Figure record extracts

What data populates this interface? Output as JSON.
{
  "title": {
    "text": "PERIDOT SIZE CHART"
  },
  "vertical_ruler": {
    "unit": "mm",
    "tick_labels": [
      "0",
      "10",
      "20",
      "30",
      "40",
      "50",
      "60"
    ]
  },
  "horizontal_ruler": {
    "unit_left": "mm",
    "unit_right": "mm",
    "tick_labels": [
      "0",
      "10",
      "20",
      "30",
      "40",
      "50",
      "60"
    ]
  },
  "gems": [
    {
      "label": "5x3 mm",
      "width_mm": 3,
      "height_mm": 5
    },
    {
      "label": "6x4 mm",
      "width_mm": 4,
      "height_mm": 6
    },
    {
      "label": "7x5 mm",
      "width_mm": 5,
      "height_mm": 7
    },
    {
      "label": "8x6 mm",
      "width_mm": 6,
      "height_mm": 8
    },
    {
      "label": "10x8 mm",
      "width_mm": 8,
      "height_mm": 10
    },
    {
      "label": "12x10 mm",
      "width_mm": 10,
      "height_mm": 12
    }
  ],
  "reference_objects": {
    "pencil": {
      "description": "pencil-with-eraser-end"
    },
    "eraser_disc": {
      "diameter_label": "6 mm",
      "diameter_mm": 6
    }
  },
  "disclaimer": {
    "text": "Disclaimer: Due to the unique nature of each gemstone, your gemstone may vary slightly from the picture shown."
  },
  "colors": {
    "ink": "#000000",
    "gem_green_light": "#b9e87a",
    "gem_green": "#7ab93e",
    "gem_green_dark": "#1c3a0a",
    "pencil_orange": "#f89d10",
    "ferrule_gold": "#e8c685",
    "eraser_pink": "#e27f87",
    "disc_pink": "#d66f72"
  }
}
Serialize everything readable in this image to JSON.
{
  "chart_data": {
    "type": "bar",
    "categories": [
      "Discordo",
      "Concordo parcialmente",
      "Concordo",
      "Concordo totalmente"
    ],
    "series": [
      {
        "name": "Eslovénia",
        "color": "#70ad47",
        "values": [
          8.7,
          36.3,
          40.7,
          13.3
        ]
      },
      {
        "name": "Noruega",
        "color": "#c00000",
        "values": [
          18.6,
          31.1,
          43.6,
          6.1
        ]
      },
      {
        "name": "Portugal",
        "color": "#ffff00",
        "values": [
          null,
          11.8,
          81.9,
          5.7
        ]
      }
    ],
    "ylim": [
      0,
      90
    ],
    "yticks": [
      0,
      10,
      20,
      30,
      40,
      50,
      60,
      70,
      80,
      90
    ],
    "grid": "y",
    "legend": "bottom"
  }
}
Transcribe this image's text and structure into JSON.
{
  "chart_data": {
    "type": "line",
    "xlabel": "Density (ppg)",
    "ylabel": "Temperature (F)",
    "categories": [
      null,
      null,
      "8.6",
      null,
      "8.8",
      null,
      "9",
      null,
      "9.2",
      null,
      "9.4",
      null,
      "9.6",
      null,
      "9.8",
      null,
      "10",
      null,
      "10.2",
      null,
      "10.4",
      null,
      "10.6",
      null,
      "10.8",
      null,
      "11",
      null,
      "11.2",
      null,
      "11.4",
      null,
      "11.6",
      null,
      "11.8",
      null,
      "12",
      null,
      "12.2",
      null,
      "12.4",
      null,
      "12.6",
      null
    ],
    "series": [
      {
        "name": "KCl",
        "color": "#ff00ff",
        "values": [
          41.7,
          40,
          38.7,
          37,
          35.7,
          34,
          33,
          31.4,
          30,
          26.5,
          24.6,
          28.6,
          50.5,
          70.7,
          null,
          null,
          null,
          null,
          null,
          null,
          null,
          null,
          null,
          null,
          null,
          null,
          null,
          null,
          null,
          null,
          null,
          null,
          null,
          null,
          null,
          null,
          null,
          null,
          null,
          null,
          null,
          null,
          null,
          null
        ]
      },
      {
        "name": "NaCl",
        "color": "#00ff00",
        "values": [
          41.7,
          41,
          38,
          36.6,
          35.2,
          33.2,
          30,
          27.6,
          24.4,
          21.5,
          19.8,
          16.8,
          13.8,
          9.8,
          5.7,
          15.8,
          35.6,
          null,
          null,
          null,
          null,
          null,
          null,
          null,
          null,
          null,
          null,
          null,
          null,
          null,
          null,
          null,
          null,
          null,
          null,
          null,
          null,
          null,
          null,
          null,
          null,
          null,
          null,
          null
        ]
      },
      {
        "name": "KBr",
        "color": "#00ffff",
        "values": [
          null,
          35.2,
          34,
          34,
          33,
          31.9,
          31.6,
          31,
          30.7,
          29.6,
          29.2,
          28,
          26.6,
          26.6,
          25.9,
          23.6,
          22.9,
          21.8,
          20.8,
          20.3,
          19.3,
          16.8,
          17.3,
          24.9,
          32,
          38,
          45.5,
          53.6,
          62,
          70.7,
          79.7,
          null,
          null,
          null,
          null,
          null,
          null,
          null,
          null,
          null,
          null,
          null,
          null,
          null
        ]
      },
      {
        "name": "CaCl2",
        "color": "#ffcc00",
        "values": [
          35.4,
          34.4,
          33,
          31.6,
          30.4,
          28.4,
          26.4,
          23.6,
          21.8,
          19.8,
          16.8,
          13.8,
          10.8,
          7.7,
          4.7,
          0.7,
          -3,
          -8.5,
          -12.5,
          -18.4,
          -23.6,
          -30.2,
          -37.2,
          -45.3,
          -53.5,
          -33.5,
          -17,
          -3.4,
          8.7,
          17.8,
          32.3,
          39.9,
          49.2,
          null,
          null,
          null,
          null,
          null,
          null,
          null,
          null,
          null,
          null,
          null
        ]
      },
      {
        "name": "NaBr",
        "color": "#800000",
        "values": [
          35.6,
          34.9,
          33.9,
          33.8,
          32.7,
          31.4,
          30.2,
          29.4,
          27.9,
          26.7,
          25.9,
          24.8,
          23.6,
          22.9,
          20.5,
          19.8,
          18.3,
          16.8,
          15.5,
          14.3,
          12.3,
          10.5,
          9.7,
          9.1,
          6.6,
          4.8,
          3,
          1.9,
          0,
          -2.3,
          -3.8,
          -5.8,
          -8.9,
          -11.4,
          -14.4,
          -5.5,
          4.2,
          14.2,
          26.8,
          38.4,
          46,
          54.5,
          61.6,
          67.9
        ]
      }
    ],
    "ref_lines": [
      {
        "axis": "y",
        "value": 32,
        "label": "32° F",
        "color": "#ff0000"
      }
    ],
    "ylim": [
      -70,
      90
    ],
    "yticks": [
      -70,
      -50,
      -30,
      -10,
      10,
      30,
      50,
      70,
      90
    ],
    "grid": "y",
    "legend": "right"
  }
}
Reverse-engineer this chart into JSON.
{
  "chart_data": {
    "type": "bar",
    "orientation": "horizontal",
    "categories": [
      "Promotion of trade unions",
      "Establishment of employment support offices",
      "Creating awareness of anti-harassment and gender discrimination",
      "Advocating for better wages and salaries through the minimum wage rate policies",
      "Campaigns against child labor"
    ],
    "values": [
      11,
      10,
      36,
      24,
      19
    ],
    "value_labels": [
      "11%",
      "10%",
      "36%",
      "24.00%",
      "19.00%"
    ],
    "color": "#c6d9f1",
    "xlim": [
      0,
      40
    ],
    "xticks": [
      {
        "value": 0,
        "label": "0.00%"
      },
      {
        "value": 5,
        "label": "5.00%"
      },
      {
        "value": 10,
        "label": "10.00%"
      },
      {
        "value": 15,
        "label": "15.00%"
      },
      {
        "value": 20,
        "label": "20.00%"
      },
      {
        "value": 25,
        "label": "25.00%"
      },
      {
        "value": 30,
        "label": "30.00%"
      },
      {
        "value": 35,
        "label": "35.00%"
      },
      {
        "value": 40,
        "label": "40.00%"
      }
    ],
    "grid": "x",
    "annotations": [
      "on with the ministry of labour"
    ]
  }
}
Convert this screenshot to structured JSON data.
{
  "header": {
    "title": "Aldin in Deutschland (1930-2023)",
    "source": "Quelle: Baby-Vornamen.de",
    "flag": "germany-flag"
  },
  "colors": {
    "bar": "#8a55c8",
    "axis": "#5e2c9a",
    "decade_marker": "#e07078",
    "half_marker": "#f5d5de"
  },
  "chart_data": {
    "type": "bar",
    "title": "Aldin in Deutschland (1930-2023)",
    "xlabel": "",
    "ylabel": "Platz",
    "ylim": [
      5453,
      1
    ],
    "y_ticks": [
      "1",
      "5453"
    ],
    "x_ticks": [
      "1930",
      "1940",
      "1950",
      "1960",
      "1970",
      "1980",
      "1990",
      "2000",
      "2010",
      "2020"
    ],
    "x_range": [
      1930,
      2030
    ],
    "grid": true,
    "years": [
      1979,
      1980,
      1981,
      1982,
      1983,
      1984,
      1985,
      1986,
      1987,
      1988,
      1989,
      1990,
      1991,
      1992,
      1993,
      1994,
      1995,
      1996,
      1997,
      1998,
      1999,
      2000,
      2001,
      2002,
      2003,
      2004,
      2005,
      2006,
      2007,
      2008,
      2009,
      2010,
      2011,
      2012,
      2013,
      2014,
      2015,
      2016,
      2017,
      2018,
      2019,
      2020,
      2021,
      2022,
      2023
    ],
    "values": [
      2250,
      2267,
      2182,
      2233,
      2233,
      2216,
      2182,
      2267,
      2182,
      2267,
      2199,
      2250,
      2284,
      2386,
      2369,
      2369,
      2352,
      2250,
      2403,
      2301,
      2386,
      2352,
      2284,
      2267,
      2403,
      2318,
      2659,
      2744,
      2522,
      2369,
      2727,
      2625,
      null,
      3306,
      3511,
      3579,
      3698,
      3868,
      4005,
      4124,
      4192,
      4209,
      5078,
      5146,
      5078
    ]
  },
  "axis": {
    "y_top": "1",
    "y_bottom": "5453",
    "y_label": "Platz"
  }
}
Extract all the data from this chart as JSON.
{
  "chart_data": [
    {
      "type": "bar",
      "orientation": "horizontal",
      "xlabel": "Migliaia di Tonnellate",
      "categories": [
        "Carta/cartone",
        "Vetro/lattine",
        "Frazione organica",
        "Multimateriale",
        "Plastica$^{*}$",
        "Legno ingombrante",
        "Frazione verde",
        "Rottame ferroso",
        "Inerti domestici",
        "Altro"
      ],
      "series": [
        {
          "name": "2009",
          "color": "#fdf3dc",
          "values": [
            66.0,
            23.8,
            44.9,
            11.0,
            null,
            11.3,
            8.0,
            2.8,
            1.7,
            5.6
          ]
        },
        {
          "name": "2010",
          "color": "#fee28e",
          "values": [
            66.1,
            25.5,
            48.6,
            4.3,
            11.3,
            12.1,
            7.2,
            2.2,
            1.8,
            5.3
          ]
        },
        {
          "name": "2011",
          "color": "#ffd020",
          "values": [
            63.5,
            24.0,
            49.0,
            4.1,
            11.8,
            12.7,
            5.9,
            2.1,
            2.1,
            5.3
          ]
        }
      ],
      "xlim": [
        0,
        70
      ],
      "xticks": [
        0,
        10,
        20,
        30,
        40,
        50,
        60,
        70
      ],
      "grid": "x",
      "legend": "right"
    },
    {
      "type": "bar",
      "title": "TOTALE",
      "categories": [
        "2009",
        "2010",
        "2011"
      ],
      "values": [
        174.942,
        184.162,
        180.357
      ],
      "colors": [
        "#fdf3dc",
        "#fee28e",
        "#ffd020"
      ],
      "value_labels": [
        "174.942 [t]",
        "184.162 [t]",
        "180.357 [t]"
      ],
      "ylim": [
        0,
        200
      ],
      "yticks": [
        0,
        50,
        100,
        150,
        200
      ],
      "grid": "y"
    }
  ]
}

Task to complete: Filter the records above for "into" and copy every matching line.

Output:
Transcribe this image's text and structure into JSON.
Reverse-engineer this chart into JSON.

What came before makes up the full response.